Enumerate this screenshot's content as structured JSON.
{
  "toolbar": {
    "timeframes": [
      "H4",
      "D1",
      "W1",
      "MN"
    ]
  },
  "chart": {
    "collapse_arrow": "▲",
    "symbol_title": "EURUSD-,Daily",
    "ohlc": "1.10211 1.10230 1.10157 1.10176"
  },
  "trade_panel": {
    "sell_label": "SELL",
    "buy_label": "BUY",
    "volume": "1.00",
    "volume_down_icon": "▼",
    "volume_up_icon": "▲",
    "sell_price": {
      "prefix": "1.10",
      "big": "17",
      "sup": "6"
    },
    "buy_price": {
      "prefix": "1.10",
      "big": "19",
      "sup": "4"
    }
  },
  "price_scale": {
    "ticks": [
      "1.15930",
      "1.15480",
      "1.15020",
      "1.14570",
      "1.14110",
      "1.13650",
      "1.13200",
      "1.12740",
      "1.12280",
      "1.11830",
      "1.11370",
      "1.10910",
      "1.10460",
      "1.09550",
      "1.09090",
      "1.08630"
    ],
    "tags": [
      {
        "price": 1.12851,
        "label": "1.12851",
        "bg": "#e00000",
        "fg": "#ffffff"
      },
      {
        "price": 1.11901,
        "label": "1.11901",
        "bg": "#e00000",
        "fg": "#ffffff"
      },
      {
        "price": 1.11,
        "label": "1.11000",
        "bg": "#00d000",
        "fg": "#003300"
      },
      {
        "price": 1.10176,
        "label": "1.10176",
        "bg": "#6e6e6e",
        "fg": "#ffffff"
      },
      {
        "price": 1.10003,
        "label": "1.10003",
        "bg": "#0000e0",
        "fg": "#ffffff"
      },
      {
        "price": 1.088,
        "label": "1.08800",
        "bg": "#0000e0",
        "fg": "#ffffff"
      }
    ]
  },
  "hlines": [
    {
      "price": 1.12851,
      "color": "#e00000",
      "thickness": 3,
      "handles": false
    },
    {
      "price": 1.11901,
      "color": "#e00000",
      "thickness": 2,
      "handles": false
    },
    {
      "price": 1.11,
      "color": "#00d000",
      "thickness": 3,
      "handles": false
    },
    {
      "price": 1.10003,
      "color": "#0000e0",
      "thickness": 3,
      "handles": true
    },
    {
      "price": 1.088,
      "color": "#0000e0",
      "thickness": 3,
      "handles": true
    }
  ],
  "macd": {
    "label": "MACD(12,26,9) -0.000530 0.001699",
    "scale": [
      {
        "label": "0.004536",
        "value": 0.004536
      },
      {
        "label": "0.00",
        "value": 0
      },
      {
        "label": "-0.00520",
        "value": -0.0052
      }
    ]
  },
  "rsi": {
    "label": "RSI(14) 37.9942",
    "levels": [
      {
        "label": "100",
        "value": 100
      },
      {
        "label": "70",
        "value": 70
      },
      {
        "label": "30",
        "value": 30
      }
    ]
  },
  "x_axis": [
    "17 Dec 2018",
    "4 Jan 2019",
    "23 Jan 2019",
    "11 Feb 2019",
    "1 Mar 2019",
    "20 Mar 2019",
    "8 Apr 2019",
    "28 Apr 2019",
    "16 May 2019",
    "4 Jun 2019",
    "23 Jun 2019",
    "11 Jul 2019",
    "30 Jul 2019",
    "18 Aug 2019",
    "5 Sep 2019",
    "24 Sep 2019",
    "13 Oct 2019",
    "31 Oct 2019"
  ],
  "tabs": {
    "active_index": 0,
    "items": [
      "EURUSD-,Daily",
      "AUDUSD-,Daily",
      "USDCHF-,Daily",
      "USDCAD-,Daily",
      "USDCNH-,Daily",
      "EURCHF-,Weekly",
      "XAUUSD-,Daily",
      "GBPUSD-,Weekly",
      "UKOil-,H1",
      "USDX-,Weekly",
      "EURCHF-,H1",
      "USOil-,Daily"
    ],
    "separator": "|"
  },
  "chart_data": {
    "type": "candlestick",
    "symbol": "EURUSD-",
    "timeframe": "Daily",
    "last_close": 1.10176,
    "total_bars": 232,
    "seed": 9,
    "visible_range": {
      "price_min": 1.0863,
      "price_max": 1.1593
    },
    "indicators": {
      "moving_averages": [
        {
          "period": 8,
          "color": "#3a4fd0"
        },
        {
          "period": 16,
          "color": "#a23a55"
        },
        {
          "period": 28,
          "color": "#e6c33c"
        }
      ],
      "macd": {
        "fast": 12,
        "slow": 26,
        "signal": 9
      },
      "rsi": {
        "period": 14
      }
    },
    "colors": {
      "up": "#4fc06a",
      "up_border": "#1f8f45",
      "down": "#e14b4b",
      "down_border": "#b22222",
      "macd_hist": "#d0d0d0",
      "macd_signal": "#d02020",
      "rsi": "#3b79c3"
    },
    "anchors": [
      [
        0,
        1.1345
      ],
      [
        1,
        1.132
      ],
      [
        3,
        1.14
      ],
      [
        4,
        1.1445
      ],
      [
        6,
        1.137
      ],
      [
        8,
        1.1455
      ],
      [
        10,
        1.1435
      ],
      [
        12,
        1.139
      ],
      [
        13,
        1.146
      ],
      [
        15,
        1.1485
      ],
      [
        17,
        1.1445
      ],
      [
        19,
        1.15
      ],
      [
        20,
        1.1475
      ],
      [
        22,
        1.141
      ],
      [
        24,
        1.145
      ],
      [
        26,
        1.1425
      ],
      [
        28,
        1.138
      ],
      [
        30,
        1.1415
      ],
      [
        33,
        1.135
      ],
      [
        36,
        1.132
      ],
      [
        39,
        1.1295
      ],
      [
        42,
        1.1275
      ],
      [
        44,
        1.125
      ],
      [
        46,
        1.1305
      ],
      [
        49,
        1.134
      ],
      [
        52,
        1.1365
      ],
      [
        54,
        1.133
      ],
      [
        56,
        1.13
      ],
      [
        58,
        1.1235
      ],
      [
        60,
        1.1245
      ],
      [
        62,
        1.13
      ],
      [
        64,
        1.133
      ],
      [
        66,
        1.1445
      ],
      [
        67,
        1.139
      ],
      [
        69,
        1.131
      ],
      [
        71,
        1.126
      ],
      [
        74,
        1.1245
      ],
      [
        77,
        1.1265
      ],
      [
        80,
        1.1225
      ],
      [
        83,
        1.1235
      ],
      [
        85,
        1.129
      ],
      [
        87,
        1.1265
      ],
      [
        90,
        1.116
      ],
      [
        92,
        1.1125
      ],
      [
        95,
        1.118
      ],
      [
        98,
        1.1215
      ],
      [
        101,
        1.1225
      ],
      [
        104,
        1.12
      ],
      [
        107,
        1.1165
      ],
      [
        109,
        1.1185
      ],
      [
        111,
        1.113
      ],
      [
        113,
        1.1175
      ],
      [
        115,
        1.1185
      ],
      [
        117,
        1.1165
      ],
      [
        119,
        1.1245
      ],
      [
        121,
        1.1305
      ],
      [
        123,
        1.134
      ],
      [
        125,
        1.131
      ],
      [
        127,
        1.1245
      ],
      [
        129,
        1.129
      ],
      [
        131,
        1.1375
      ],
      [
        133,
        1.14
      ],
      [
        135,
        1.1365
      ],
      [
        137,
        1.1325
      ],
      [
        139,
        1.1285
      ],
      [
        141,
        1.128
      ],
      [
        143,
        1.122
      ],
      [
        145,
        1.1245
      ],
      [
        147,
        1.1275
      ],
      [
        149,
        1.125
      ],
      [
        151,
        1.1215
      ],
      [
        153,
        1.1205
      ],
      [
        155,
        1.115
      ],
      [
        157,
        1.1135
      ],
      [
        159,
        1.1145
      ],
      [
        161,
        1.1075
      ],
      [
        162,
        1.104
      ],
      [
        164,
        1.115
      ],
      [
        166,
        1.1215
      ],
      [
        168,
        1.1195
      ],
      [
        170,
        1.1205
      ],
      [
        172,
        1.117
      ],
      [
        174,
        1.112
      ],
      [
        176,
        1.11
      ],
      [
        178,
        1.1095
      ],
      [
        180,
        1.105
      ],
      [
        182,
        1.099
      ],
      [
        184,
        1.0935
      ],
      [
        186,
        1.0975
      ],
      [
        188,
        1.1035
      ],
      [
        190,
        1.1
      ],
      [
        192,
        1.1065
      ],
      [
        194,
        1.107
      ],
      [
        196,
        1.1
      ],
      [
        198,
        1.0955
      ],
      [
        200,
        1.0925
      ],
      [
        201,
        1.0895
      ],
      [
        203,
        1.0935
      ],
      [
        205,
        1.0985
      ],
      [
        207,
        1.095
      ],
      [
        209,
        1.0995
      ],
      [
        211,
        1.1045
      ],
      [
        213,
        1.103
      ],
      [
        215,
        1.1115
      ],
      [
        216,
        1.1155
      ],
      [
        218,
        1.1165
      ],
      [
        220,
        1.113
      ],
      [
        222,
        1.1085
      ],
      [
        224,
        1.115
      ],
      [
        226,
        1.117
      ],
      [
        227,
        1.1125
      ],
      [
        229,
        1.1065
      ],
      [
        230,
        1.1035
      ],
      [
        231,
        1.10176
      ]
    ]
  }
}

> **YOUR OBJECTIVE**
Your answer should be a single number: the count of lines in the listing that contain the word "period".

> **WRITTEN SOLUTION**
4